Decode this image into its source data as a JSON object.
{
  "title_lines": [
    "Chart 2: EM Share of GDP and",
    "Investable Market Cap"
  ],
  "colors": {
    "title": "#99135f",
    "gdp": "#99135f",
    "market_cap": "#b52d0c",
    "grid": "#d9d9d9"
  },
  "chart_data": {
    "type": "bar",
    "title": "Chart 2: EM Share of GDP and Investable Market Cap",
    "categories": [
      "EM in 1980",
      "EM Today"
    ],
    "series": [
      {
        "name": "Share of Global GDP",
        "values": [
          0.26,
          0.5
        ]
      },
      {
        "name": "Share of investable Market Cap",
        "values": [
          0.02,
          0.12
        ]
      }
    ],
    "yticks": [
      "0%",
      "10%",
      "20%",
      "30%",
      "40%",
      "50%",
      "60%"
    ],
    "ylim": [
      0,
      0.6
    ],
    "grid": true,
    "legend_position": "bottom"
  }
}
==*==
§ **Goal of the exercise**
Exactly reproduce every record.

§ **Full output**
Decode this image into its source data as a JSON object.
{
  "title_lines": [
    "Chart 2: EM Share of GDP and",
    "Investable Market Cap"
  ],
  "colors": {
    "title": "#99135f",
    "gdp": "#99135f",
    "market_cap": "#b52d0c",
    "grid": "#d9d9d9"
  },
  "chart_data": {
    "type": "bar",
    "title": "Chart 2: EM Share of GDP and Investable Market Cap",
    "categories": [
      "EM in 1980",
      "EM Today"
    ],
    "series": [
      {
        "name": "Share of Global GDP",
        "values": [
          0.26,
          0.5
        ]
      },
      {
        "name": "Share of investable Market Cap",
        "values": [
          0.02,
          0.12
        ]
      }
    ],
    "yticks": [
      "0%",
      "10%",
      "20%",
      "30%",
      "40%",
      "50%",
      "60%"
    ],
    "ylim": [
      0,
      0.6
    ],
    "grid": true,
    "legend_position": "bottom"
  }
}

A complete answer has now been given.